━━ Raw data

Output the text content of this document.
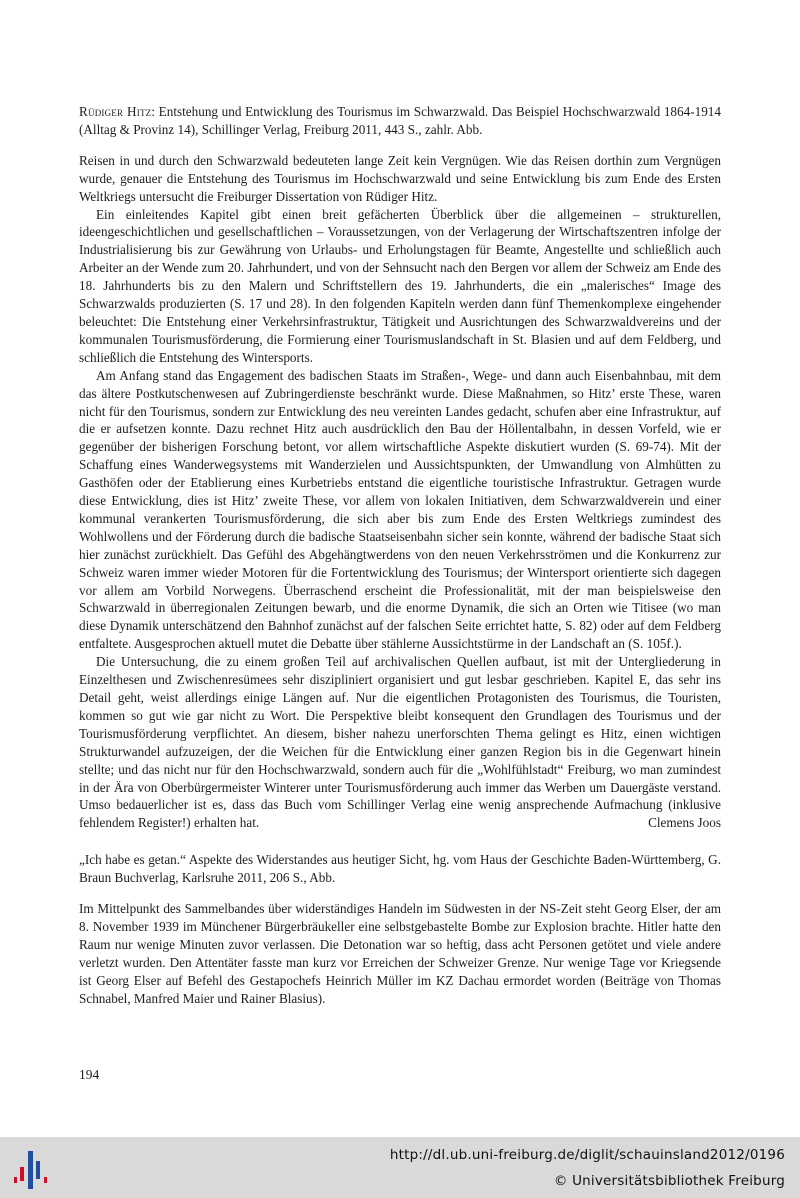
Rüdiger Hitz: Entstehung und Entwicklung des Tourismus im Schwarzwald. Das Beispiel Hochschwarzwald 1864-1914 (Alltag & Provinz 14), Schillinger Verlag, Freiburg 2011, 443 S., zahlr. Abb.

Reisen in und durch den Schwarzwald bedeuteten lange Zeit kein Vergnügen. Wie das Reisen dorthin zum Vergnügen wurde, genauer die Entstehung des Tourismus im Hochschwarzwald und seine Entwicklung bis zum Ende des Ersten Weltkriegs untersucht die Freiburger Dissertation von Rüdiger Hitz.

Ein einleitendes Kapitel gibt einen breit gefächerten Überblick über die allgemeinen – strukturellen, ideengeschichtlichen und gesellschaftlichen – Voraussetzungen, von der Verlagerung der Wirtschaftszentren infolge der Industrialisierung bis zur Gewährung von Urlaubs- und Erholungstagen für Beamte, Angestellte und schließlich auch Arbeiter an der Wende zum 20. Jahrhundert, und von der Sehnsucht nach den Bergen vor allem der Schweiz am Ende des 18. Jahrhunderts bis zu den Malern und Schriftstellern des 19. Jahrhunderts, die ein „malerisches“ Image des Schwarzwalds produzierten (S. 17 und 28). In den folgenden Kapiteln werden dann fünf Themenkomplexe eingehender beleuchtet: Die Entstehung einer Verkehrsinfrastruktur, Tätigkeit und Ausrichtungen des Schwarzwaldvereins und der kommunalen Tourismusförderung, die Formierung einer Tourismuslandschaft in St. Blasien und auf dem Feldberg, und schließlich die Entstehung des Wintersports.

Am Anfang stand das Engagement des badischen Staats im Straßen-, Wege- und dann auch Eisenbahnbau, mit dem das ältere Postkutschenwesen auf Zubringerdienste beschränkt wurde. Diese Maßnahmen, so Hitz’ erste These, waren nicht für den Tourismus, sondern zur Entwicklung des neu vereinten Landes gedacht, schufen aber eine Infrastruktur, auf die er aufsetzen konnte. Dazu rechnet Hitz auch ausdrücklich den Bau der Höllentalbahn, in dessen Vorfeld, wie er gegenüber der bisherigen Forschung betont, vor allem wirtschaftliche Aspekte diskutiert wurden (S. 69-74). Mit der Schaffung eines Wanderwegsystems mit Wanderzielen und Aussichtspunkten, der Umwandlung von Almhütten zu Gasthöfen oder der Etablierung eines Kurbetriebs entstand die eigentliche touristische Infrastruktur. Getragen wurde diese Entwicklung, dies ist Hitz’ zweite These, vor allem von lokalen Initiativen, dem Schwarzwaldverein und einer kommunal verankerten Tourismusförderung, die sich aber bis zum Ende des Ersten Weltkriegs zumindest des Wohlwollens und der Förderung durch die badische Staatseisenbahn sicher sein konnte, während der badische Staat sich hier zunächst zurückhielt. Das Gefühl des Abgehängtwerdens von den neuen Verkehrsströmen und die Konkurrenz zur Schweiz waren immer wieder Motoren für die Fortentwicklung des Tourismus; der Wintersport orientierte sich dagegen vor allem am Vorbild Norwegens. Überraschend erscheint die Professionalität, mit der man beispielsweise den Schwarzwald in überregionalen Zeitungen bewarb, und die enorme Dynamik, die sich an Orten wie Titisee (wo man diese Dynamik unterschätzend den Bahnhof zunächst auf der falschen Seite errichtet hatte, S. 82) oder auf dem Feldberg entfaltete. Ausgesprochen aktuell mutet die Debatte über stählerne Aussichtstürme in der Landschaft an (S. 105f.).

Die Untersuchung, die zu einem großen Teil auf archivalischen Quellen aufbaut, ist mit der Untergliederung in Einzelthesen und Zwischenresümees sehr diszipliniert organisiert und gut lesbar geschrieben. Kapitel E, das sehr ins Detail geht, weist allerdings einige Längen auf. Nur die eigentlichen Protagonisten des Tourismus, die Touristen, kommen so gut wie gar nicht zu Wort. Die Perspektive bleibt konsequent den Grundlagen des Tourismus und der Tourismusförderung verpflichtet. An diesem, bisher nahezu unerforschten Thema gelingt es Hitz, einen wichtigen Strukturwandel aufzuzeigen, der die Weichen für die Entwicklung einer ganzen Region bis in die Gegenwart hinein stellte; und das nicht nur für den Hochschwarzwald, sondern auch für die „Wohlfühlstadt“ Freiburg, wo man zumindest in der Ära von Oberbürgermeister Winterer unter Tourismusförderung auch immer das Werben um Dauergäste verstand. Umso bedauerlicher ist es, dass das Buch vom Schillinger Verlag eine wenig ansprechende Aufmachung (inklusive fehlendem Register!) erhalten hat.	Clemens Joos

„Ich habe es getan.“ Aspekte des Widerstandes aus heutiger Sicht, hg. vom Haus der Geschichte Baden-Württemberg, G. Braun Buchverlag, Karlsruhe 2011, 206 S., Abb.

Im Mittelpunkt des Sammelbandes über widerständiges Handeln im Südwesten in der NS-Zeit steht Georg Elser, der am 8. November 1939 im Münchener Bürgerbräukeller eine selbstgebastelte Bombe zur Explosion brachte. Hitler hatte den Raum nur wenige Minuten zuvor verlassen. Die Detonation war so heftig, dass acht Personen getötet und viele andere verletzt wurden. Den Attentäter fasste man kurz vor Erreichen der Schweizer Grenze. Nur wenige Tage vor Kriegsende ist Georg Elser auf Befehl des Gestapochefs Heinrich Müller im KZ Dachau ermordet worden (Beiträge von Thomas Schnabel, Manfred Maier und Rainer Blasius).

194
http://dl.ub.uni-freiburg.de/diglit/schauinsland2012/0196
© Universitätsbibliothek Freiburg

━━━━
━━ Raw data

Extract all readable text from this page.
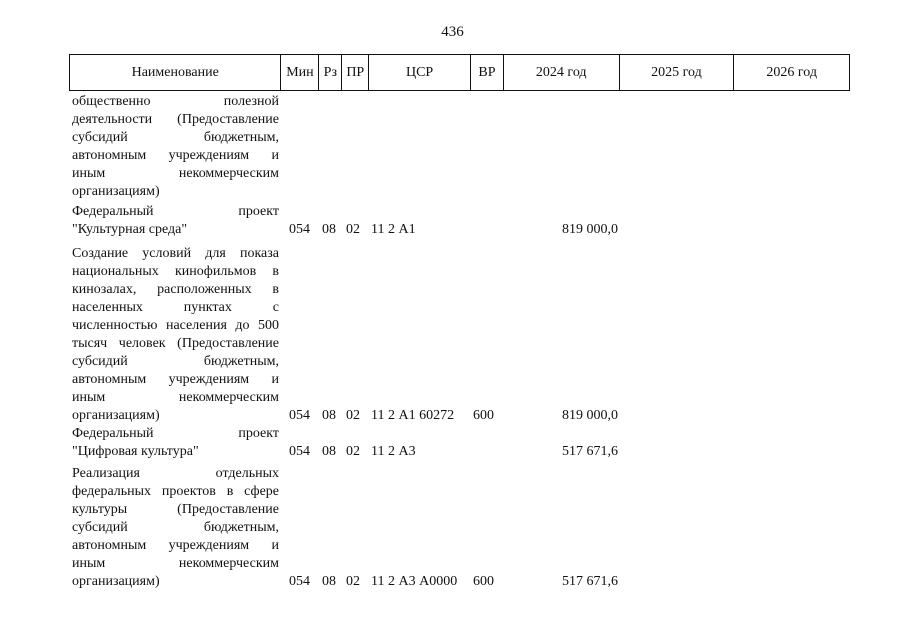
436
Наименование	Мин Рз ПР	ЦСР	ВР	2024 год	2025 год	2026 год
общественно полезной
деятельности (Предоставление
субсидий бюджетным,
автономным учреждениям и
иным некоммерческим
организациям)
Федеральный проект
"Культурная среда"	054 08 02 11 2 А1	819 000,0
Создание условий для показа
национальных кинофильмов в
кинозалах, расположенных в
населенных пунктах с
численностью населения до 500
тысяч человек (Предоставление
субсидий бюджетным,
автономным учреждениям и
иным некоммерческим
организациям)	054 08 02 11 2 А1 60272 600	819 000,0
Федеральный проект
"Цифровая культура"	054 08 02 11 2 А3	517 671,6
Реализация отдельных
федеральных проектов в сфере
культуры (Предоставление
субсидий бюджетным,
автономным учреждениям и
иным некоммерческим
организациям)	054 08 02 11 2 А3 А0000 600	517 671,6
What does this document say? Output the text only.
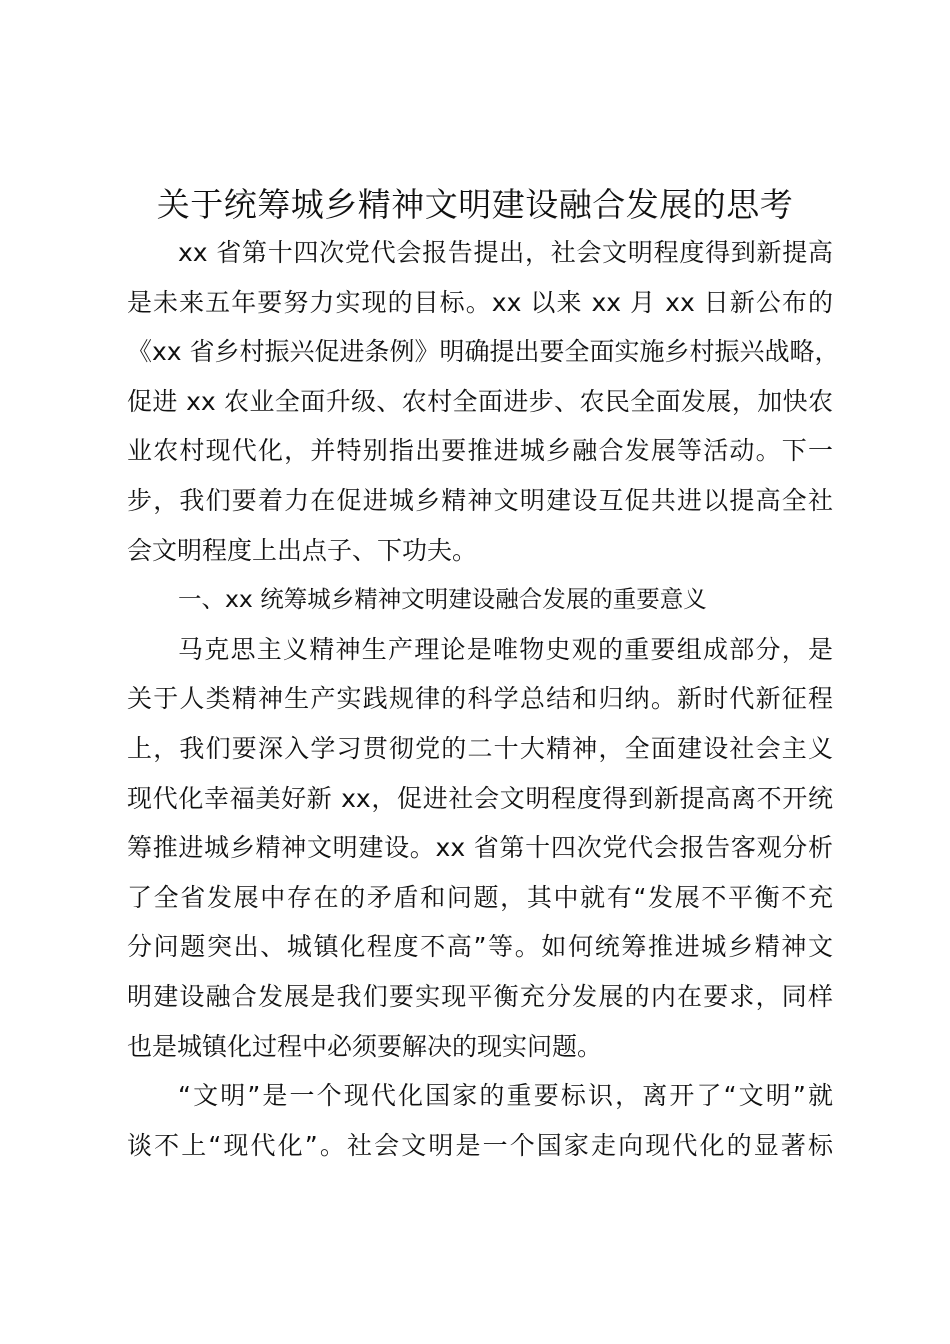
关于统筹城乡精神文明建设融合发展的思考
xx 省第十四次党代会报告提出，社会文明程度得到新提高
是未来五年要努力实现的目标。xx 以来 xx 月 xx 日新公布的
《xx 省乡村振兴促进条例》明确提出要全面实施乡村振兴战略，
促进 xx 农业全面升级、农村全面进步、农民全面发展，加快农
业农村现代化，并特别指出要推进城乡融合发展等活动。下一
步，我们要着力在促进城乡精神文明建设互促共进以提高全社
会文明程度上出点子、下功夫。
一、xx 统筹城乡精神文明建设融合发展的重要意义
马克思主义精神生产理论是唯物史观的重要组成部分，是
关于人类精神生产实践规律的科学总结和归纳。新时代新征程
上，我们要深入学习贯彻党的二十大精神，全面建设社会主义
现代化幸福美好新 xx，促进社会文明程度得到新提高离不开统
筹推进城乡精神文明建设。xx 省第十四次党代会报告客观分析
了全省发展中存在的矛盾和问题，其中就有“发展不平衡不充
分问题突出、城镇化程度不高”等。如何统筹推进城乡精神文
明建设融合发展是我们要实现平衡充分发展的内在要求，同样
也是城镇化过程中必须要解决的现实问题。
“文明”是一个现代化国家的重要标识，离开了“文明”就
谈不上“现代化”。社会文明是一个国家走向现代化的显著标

━━━━
━━ Raw data

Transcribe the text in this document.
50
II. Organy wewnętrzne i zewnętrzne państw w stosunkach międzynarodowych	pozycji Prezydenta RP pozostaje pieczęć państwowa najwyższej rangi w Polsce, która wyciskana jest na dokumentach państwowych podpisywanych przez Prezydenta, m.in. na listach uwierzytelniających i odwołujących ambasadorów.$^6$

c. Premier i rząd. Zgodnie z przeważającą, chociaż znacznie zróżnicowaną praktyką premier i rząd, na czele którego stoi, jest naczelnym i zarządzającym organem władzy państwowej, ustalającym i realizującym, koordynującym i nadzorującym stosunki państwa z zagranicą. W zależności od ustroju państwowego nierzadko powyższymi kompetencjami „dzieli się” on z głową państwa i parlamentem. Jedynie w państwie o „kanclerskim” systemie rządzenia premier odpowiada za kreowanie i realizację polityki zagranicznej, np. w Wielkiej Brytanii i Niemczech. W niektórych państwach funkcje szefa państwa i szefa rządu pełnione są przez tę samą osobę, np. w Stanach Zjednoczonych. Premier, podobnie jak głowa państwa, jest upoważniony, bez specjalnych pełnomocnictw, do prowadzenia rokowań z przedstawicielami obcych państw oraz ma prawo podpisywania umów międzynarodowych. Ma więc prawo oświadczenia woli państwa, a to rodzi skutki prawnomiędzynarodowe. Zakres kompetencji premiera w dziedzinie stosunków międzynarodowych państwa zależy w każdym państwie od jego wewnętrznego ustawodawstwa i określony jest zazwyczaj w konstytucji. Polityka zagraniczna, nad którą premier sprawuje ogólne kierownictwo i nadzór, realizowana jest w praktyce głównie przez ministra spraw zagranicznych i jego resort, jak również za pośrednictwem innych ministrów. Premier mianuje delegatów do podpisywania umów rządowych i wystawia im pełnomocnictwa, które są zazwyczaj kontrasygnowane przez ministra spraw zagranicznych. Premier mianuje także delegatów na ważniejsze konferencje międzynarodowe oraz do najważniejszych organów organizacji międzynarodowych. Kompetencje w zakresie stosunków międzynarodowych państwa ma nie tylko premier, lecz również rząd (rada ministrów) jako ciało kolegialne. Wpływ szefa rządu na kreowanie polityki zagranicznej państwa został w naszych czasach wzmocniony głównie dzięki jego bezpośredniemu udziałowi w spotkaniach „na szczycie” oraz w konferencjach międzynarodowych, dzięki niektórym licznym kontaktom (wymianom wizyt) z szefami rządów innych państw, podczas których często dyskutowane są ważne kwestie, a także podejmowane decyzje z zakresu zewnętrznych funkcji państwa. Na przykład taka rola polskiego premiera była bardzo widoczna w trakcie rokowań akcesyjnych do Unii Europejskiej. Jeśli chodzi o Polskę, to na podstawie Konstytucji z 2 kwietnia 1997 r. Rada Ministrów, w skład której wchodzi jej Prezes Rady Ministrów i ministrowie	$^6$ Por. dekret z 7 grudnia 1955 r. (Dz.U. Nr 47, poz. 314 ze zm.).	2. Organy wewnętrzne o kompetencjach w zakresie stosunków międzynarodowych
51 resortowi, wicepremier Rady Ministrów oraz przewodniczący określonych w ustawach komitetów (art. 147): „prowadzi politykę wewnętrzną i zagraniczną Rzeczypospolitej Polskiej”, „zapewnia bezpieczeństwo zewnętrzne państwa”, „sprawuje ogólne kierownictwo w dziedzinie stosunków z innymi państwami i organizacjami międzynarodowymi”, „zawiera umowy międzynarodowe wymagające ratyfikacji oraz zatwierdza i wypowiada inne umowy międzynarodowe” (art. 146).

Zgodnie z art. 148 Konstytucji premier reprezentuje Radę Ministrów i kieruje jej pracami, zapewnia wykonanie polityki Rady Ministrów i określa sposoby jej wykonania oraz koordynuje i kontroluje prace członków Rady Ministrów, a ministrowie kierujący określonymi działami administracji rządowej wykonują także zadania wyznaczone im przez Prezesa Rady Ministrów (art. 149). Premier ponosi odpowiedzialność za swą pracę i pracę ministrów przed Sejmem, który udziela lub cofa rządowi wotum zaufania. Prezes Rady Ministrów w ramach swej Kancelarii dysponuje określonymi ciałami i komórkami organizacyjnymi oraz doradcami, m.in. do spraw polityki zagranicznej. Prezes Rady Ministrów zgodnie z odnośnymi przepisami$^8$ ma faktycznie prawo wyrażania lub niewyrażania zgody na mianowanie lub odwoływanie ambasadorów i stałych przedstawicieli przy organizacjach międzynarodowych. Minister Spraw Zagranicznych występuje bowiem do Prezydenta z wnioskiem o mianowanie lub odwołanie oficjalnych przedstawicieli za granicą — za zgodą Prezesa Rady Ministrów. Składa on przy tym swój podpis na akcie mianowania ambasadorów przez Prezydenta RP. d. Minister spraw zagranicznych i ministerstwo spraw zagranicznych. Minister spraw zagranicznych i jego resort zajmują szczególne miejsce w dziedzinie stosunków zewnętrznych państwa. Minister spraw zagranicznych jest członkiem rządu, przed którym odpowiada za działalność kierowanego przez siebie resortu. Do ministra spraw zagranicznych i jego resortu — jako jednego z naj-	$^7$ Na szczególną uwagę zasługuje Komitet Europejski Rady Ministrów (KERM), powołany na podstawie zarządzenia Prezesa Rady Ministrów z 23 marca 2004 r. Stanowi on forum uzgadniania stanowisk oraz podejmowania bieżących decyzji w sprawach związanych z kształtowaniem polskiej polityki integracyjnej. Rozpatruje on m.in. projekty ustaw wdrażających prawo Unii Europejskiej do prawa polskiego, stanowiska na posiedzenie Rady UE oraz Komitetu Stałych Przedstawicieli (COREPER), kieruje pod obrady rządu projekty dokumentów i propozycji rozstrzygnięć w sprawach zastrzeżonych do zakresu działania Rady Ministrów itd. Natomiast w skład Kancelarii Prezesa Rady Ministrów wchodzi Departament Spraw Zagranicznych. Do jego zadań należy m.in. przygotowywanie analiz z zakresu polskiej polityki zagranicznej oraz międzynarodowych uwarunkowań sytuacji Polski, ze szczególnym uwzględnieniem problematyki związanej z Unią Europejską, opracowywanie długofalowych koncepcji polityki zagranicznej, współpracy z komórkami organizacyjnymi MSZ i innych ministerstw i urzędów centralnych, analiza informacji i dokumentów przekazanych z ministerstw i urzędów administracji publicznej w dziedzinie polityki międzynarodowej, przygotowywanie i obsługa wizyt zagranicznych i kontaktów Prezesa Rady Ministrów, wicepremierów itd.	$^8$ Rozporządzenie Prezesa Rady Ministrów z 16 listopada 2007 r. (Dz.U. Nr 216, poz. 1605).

━━━━

Go through the material and select each line with the string "Rüdiger" in it.

**Output below:**
Rüdiger Hitz: Entstehung und Entwicklung des Tourismus im Schwarzwald. Das Beispiel Hochschwarzwald 1864-1914 (Alltag & Provinz 14), Schillinger Verlag, Freiburg 2011, 443 S., zahlr. Abb.
Reisen in und durch den Schwarzwald bedeuteten lange Zeit kein Vergnügen. Wie das Reisen dorthin zum Vergnügen wurde, genauer die Entstehung des Tourismus im Hochschwarzwald und seine Entwicklung bis zum Ende des Ersten Weltkriegs untersucht die Freiburger Dissertation von Rüdiger Hitz.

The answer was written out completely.